SUPPLIED MATERIAL:
***

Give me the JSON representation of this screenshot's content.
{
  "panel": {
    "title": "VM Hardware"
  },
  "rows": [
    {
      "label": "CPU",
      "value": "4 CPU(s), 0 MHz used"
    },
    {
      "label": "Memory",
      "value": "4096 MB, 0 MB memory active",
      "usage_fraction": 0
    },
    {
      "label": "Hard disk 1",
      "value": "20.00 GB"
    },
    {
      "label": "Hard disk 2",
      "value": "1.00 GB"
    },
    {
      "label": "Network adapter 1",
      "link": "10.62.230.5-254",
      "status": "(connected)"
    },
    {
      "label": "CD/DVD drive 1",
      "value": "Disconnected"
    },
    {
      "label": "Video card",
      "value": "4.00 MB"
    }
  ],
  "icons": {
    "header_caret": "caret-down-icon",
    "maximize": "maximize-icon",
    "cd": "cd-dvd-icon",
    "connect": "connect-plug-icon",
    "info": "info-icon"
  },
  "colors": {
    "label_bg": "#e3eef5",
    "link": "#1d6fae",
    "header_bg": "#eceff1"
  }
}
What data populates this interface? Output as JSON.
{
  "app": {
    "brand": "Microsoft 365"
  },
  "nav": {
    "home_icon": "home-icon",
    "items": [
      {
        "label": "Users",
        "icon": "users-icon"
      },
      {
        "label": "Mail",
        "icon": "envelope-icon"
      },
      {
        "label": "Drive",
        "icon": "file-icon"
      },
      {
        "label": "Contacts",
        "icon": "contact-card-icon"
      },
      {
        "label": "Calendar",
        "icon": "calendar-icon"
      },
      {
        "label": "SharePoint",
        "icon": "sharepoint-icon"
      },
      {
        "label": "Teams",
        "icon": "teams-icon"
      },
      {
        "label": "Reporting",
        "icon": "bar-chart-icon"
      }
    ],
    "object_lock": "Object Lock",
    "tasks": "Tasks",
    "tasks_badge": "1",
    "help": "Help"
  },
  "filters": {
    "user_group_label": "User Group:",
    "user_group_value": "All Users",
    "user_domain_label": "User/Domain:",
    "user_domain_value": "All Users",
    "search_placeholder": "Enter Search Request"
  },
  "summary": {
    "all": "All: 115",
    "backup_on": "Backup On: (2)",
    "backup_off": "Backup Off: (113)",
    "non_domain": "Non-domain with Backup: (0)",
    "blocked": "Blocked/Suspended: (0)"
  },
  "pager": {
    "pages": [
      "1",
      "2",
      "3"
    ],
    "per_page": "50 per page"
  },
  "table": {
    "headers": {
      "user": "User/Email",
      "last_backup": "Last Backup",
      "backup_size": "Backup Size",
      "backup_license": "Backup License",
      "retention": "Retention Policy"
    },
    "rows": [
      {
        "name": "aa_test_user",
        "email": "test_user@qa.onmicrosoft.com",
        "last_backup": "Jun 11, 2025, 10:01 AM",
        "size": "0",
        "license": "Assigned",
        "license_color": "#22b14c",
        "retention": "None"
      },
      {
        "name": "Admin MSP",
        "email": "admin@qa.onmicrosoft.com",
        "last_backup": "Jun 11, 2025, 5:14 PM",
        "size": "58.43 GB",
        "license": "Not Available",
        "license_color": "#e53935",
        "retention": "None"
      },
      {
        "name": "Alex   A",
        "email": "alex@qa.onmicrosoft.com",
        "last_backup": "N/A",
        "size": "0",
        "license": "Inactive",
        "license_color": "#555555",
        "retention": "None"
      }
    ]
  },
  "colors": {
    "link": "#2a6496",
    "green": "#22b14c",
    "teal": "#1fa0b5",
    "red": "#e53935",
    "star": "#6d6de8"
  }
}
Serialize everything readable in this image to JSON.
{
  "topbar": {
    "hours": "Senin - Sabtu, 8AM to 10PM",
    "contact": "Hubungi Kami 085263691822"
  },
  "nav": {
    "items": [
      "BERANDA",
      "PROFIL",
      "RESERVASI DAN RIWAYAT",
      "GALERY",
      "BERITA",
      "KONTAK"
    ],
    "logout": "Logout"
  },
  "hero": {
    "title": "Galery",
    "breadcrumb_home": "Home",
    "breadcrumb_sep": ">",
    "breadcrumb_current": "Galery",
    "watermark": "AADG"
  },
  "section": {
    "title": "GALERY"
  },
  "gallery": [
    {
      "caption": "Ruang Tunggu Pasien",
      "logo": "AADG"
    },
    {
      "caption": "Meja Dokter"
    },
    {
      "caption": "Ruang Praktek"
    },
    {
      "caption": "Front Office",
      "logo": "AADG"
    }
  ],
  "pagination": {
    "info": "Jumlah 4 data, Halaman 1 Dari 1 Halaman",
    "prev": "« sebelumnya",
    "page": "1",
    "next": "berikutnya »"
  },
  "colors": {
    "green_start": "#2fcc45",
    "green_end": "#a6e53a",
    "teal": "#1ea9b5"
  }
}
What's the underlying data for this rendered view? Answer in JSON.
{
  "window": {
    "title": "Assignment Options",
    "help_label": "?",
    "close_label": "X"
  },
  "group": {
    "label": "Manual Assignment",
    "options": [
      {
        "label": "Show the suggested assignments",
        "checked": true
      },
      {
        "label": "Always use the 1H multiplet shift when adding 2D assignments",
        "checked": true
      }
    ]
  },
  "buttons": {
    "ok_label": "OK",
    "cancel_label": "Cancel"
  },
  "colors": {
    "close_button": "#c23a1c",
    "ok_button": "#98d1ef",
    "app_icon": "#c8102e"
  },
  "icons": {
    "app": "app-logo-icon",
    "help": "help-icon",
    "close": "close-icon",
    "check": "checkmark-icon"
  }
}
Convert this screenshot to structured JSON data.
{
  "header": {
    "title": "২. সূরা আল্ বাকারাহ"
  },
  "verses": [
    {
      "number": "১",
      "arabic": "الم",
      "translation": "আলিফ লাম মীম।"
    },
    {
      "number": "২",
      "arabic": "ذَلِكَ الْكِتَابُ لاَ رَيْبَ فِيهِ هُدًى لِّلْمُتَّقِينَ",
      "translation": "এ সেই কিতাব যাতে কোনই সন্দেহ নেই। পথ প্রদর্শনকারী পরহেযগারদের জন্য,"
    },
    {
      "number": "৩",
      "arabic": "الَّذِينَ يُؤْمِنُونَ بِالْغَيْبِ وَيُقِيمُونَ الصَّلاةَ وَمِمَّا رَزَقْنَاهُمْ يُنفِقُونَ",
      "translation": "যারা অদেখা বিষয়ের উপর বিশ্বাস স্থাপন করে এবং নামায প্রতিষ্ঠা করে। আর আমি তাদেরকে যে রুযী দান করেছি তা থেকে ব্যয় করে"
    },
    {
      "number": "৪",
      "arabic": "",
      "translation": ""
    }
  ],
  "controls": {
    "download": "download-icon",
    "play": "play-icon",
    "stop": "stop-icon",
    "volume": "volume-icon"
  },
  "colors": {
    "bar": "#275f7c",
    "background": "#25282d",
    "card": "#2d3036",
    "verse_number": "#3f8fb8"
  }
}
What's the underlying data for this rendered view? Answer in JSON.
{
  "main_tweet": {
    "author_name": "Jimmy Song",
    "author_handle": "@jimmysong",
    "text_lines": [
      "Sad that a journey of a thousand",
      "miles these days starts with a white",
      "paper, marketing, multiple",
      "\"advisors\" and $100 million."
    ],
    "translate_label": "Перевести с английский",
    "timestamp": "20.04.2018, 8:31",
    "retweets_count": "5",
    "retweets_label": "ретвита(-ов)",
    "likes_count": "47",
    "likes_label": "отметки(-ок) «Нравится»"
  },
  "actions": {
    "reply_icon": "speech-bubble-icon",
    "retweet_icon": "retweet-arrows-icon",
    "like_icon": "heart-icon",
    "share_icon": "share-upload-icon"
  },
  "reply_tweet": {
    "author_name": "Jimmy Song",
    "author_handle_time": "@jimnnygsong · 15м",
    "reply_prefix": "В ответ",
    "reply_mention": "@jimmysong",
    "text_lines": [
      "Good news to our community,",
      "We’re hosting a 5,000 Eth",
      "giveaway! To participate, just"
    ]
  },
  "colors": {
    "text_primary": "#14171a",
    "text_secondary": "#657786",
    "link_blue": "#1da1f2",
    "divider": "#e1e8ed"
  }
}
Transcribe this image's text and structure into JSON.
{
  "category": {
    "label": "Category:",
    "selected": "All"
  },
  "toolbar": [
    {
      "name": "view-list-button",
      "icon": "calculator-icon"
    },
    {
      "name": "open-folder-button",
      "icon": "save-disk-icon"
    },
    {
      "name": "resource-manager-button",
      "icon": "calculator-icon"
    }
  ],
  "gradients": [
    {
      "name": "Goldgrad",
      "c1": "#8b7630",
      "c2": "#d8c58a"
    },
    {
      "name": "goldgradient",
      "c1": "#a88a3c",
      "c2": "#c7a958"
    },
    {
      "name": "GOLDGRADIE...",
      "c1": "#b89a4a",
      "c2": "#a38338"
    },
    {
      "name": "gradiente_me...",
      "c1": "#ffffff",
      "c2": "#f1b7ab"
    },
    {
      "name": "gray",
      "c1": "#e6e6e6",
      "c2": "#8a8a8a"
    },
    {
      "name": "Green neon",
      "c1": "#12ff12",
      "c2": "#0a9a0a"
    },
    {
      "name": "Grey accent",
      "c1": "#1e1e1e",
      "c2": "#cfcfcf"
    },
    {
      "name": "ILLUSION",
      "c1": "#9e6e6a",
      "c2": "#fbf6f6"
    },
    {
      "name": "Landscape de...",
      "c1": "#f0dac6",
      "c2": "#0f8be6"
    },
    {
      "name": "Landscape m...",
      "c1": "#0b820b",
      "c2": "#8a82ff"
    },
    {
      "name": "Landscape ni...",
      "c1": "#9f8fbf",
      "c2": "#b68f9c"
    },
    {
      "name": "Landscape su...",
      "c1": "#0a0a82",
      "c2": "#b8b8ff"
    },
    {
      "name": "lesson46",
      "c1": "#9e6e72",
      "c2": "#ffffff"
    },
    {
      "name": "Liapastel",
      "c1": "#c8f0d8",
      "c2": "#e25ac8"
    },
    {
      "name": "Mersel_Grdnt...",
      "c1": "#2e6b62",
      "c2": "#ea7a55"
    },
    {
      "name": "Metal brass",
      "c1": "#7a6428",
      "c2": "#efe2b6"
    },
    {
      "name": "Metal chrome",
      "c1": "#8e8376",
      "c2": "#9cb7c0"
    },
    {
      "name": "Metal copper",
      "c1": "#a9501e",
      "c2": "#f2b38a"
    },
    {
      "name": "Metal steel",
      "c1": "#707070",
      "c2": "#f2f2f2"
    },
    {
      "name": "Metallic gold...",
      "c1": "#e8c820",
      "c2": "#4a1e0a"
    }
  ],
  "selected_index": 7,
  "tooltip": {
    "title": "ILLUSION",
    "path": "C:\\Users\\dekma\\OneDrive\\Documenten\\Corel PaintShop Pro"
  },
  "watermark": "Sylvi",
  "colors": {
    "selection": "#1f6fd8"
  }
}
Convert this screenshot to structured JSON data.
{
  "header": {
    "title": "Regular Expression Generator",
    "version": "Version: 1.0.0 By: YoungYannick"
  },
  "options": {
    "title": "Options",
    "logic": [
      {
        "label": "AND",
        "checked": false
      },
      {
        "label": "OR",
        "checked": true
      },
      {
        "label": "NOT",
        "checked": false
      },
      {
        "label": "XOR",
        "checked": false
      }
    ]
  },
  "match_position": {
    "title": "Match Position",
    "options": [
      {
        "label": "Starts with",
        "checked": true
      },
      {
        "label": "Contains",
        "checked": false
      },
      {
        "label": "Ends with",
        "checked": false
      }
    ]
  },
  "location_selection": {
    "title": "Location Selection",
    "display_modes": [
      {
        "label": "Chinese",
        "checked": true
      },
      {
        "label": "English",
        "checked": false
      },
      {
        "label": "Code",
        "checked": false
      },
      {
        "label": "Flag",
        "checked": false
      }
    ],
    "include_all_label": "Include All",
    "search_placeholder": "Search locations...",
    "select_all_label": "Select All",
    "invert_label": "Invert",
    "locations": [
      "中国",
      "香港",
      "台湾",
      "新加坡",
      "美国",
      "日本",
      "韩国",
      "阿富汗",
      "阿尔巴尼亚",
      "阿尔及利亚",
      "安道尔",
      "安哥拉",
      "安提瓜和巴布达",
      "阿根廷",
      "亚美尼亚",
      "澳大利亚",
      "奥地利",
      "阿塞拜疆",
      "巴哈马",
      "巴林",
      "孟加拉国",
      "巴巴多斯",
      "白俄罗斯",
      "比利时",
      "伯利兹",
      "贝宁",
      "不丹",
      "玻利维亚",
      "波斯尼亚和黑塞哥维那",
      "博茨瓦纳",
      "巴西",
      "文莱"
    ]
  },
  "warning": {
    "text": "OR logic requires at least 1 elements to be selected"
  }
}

***

PROBLEM DETAILS: Copy out every line in the listing where the word "Landscape" appears.

CORRECT OUTPUT:
      "name": "Landscape de...",
      "name": "Landscape m...",
      "name": "Landscape ni...",
      "name": "Landscape su...",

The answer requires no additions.